Data to process:
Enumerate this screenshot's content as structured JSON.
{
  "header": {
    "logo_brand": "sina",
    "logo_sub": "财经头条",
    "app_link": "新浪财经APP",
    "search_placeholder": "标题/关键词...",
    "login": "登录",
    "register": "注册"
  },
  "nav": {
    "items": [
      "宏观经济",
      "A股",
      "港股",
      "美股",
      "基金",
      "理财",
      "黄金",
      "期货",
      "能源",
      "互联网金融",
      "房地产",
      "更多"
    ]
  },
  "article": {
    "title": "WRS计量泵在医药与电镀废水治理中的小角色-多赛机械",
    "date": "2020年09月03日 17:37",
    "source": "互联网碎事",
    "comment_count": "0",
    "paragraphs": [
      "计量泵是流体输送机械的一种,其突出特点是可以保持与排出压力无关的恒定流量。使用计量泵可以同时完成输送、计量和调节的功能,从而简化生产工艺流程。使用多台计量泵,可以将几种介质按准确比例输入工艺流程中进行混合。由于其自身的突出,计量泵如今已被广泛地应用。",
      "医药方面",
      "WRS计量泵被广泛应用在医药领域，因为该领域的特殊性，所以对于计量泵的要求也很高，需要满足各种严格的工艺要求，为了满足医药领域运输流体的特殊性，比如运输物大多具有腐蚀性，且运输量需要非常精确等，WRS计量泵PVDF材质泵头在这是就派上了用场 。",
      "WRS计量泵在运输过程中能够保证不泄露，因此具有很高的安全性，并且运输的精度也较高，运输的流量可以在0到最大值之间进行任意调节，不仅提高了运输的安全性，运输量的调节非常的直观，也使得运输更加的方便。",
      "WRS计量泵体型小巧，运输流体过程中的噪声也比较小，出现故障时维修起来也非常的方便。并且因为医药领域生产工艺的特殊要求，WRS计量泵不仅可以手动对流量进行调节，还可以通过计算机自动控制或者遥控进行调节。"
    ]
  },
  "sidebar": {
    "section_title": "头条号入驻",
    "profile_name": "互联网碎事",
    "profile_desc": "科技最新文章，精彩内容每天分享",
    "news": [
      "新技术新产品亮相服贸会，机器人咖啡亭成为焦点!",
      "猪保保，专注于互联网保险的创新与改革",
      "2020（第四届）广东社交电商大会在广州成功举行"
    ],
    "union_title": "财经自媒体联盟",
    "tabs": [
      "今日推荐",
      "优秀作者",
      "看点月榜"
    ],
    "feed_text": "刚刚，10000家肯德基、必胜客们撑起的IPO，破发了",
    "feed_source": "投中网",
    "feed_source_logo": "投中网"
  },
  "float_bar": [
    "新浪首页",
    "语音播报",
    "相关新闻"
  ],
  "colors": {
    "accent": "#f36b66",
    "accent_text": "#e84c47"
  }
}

==

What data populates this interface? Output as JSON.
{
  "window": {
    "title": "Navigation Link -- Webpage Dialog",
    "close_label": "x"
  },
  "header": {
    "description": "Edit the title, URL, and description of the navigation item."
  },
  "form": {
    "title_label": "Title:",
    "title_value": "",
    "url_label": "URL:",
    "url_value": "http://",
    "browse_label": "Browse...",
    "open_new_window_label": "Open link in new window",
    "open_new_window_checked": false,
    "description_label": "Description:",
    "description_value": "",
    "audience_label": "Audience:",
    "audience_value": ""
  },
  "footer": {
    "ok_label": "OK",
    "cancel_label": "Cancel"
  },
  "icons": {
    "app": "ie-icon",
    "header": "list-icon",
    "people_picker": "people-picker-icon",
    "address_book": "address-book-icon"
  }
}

...

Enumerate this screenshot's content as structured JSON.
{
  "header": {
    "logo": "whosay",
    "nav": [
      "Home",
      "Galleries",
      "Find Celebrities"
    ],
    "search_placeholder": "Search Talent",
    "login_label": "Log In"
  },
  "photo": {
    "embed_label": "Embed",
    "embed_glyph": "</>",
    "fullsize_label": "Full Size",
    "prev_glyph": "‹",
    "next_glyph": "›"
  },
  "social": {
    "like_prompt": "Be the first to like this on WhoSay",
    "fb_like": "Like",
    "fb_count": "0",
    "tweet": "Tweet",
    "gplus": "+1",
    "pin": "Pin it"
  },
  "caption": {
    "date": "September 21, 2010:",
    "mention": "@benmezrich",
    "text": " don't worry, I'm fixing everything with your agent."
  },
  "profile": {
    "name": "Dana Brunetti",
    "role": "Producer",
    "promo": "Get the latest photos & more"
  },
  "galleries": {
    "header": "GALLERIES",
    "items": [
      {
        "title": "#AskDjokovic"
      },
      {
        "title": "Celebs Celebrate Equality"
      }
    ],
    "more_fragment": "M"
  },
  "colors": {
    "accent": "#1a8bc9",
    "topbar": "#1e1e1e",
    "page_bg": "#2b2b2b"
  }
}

What is expected:
Give the number of lines that carry the word "date", with nothing added.

Result:
2